- Extracted entries
+ + + + + + +
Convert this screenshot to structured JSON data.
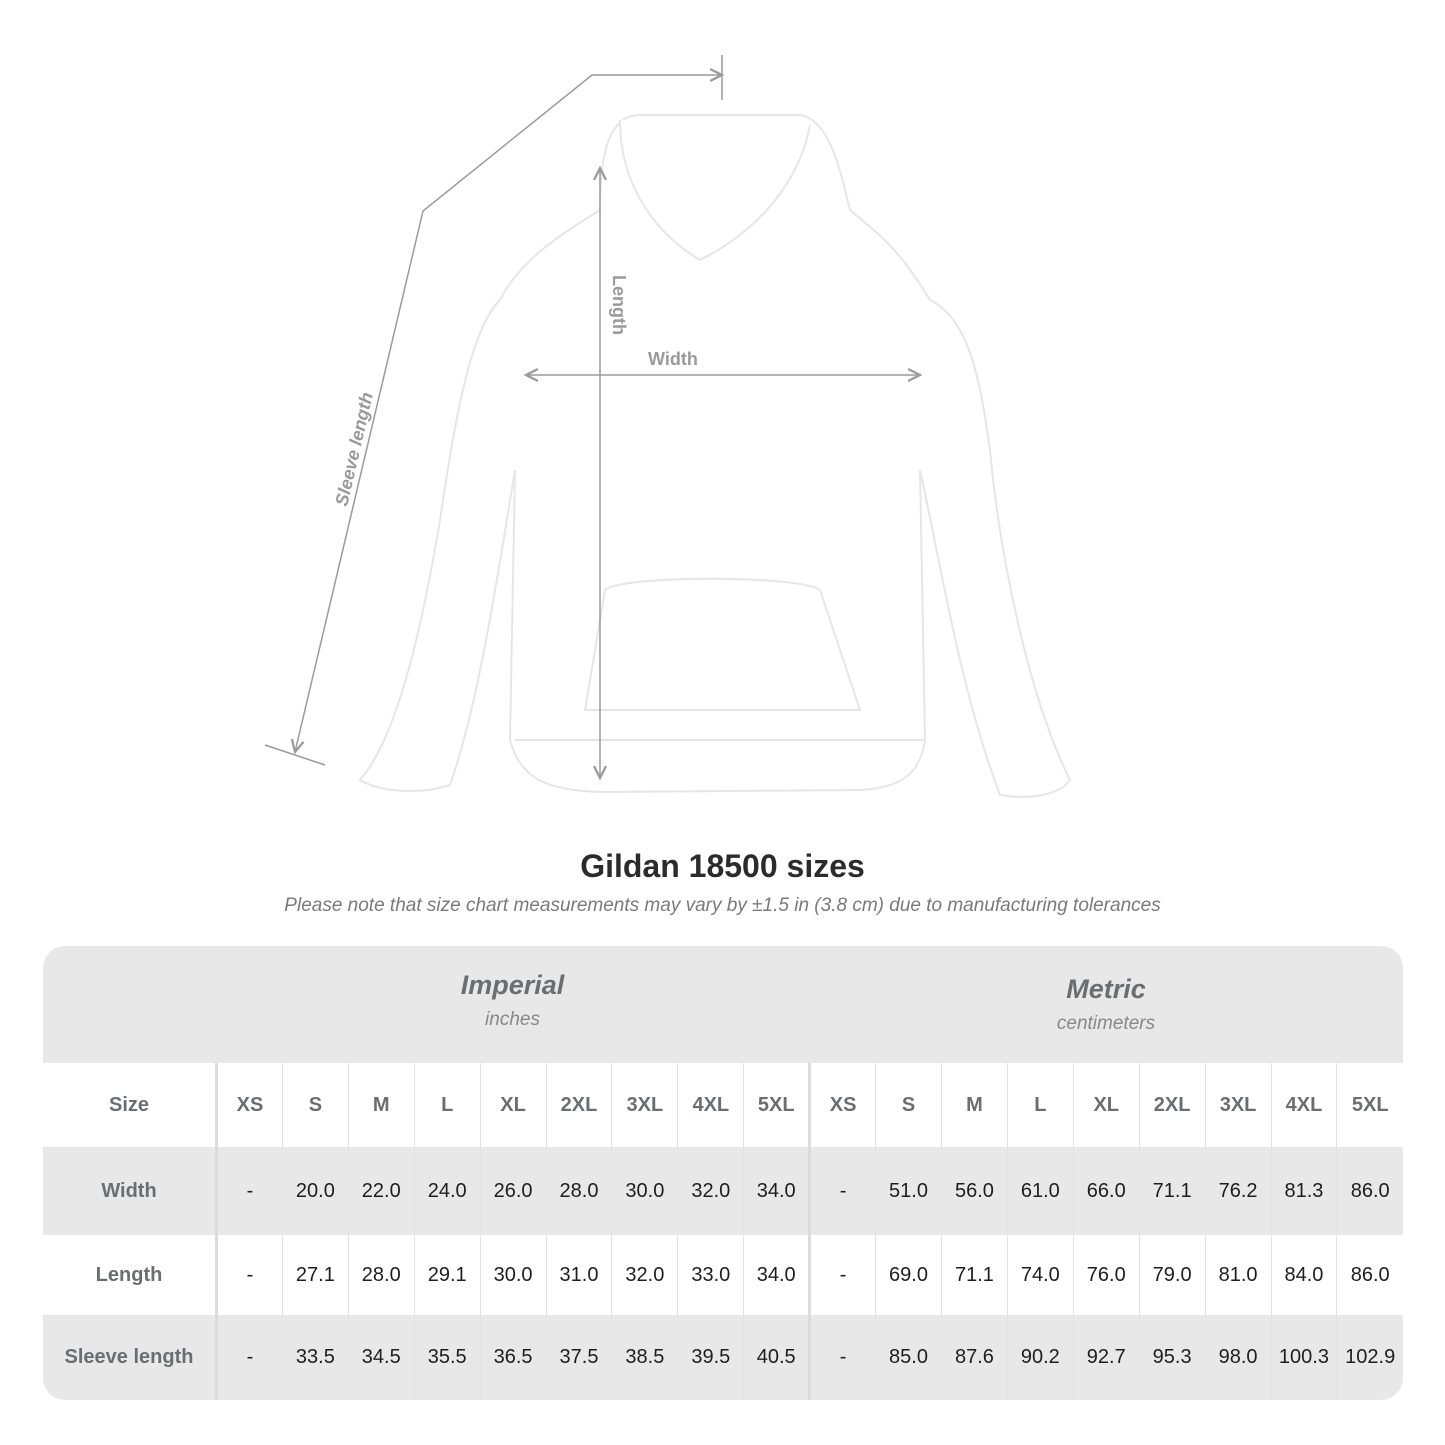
{
  "diagram_labels": {
    "length": "Length",
    "width": "Width",
    "sleeve_length": "Sleeve length"
  },
  "title": "Gildan 18500 sizes",
  "subtitle": "Please note that size chart measurements may vary by ±1.5 in (3.8 cm) due to manufacturing tolerances",
  "imperial": {
    "name": "Imperial",
    "unit": "inches"
  },
  "metric": {
    "name": "Metric",
    "unit": "centimeters"
  },
  "size_label": "Size",
  "sizes": [
    "XS",
    "S",
    "M",
    "L",
    "XL",
    "2XL",
    "3XL",
    "4XL",
    "5XL"
  ],
  "rows": [
    {
      "label": "Width",
      "imperial": [
        "-",
        "20.0",
        "22.0",
        "24.0",
        "26.0",
        "28.0",
        "30.0",
        "32.0",
        "34.0"
      ],
      "metric": [
        "-",
        "51.0",
        "56.0",
        "61.0",
        "66.0",
        "71.1",
        "76.2",
        "81.3",
        "86.0"
      ]
    },
    {
      "label": "Length",
      "imperial": [
        "-",
        "27.1",
        "28.0",
        "29.1",
        "30.0",
        "31.0",
        "32.0",
        "33.0",
        "34.0"
      ],
      "metric": [
        "-",
        "69.0",
        "71.1",
        "74.0",
        "76.0",
        "79.0",
        "81.0",
        "84.0",
        "86.0"
      ]
    },
    {
      "label": "Sleeve length",
      "imperial": [
        "-",
        "33.5",
        "34.5",
        "35.5",
        "36.5",
        "37.5",
        "38.5",
        "39.5",
        "40.5"
      ],
      "metric": [
        "-",
        "85.0",
        "87.6",
        "90.2",
        "92.7",
        "95.3",
        "98.0",
        "100.3",
        "102.9"
      ]
    }
  ],
  "colors": {
    "header_band": "#e8e8e8",
    "label_text": "#6b6e70",
    "measure_line": "#9a9a9a"
  }
}
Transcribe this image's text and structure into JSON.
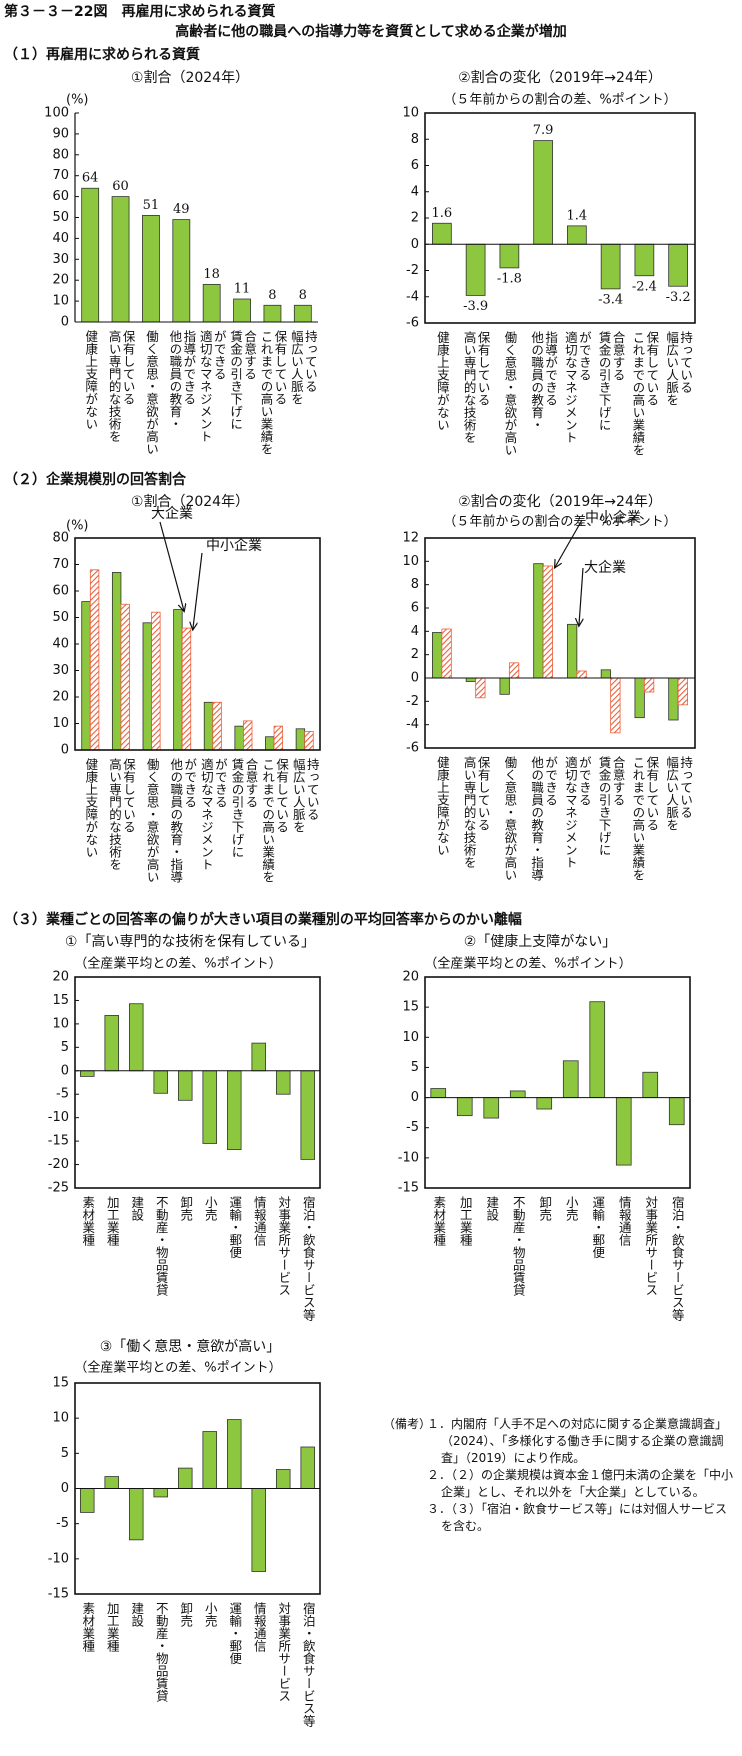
{
  "header": {
    "title": "第３－３－22図　再雇用に求められる資質",
    "subtitle": "高齢者に他の職員への指導力等を資質として求める企業が増加"
  },
  "sections": [
    "（１）再雇用に求められる資質",
    "（２）企業規模別の回答割合",
    "（３）業種ごとの回答率の偏りが大きい項目の業種別の平均回答率からのかい離幅"
  ],
  "chart_data": [
    {
      "type": "bar",
      "title": "①割合（2024年）",
      "ylabel": "(%)",
      "frame": false,
      "data_labels": true,
      "color": "#8dc63f",
      "categories": [
        "健康上支障がない",
        "高い専門的な技術を\n保有している",
        "働く意思・意欲が高い",
        "他の職員の教育・\n指導ができる",
        "適切なマネジメント\nができる",
        "賃金の引き下げに\n合意する",
        "これまでの高い業績を\n保有している",
        "幅広い人脈を\n持っている"
      ],
      "values": [
        64,
        60,
        51,
        49,
        18,
        11,
        8,
        8
      ],
      "ylim": [
        0,
        100
      ],
      "yticks": [
        0,
        10,
        20,
        30,
        40,
        50,
        60,
        70,
        80,
        90,
        100
      ]
    },
    {
      "type": "bar",
      "title": "②割合の変化（2019年→24年）",
      "subtitle": "（５年前からの割合の差、%ポイント）",
      "frame": true,
      "data_labels": true,
      "color": "#8dc63f",
      "categories": [
        "健康上支障がない",
        "高い専門的な技術を\n保有している",
        "働く意思・意欲が高い",
        "他の職員の教育・\n指導ができる",
        "適切なマネジメント\nができる",
        "賃金の引き下げに\n合意する",
        "これまでの高い業績を\n保有している",
        "幅広い人脈を\n持っている"
      ],
      "values": [
        1.6,
        -3.9,
        -1.8,
        7.9,
        1.4,
        -3.4,
        -2.4,
        -3.2
      ],
      "ylim": [
        -6,
        10
      ],
      "yticks": [
        -6,
        -4,
        -2,
        0,
        2,
        4,
        6,
        8,
        10
      ]
    },
    {
      "type": "bar",
      "title": "①割合（2024年）",
      "ylabel": "(%)",
      "frame": true,
      "data_labels": false,
      "categories": [
        "健康上支障がない",
        "高い専門的な技術を\n保有している",
        "働く意思・意欲が高い",
        "他の職員の教育・指導\nができる",
        "適切なマネジメント\nができる",
        "賃金の引き下げに\n合意する",
        "これまでの高い業績を\n保有している",
        "幅広い人脈を\n持っている"
      ],
      "series": [
        {
          "name": "大企業",
          "color": "#8dc63f",
          "values": [
            56,
            67,
            48,
            53,
            18,
            9,
            5,
            8
          ]
        },
        {
          "name": "中小企業",
          "color": "#e8603c",
          "pattern": "diagonal",
          "values": [
            68,
            55,
            52,
            46,
            18,
            11,
            9,
            7
          ]
        }
      ],
      "ylim": [
        0,
        80
      ],
      "yticks": [
        0,
        10,
        20,
        30,
        40,
        50,
        60,
        70,
        80
      ]
    },
    {
      "type": "bar",
      "title": "②割合の変化（2019年→24年）",
      "subtitle": "（５年前からの割合の差、%ポイント）",
      "frame": true,
      "data_labels": false,
      "categories": [
        "健康上支障がない",
        "高い専門的な技術を\n保有している",
        "働く意思・意欲が高い",
        "他の職員の教育・指導\nができる",
        "適切なマネジメント\nができる",
        "賃金の引き下げに\n合意する",
        "これまでの高い業績を\n保有している",
        "幅広い人脈を\n持っている"
      ],
      "series": [
        {
          "name": "大企業",
          "color": "#8dc63f",
          "values": [
            3.9,
            -0.3,
            -1.4,
            9.8,
            4.6,
            0.7,
            -3.4,
            -3.6
          ]
        },
        {
          "name": "中小企業",
          "color": "#e8603c",
          "pattern": "diagonal",
          "values": [
            4.2,
            -1.7,
            1.3,
            9.6,
            0.6,
            -4.7,
            -1.2,
            -2.3
          ]
        }
      ],
      "ylim": [
        -6,
        12
      ],
      "yticks": [
        -6,
        -4,
        -2,
        0,
        2,
        4,
        6,
        8,
        10,
        12
      ]
    },
    {
      "type": "bar",
      "title": "①「高い専門的な技術を保有している」",
      "subtitle": "（全産業平均との差、%ポイント）",
      "frame": true,
      "data_labels": false,
      "color": "#8dc63f",
      "categories": [
        "素材業種",
        "加工業種",
        "建設",
        "不動産・物品賃貸",
        "卸売",
        "小売",
        "運輸・郵便",
        "情報通信",
        "対事業所サービス",
        "宿泊・飲食サービス等"
      ],
      "values": [
        -1.2,
        11.8,
        14.3,
        -4.8,
        -6.3,
        -15.5,
        -16.8,
        5.9,
        -5.0,
        -18.9
      ],
      "ylim": [
        -25,
        20
      ],
      "yticks": [
        -25,
        -20,
        -15,
        -10,
        -5,
        0,
        5,
        10,
        15,
        20
      ]
    },
    {
      "type": "bar",
      "title": "②「健康上支障がない」",
      "subtitle": "（全産業平均との差、%ポイント）",
      "frame": true,
      "data_labels": false,
      "color": "#8dc63f",
      "categories": [
        "素材業種",
        "加工業種",
        "建設",
        "不動産・物品賃貸",
        "卸売",
        "小売",
        "運輸・郵便",
        "情報通信",
        "対事業所サービス",
        "宿泊・飲食サービス等"
      ],
      "values": [
        1.5,
        -3.0,
        -3.4,
        1.1,
        -1.9,
        6.1,
        15.9,
        -11.2,
        4.2,
        -4.5
      ],
      "ylim": [
        -15,
        20
      ],
      "yticks": [
        -15,
        -10,
        -5,
        0,
        5,
        10,
        15,
        20
      ]
    },
    {
      "type": "bar",
      "title": "③「働く意思・意欲が高い」",
      "subtitle": "（全産業平均との差、%ポイント）",
      "frame": true,
      "data_labels": false,
      "color": "#8dc63f",
      "categories": [
        "素材業種",
        "加工業種",
        "建設",
        "不動産・物品賃貸",
        "卸売",
        "小売",
        "運輸・郵便",
        "情報通信",
        "対事業所サービス",
        "宿泊・飲食サービス等"
      ],
      "values": [
        -3.4,
        1.7,
        -7.3,
        -1.2,
        2.9,
        8.1,
        9.8,
        -11.8,
        2.7,
        5.9
      ],
      "ylim": [
        -15,
        15
      ],
      "yticks": [
        -15,
        -10,
        -5,
        0,
        5,
        10,
        15
      ]
    }
  ],
  "notes": {
    "label": "（備考）",
    "items": [
      "１．内閣府「人手不足への対応に関する企業意識調査」（2024）、「多様化する働き手に関する企業の意識調査」（2019）により作成。",
      "２．（２）の企業規模は資本金１億円未満の企業を「中小企業」とし、それ以外を「大企業」としている。",
      "３．（３）「宿泊・飲食サービス等」には対個人サービスを含む。"
    ]
  }
}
+ + + + + + +
- The problem
Above are the records. Identify each line that contains the word "this".

- Complete response
Convert this screenshot to structured JSON data.
Transcribe this image's text and structure into JSON.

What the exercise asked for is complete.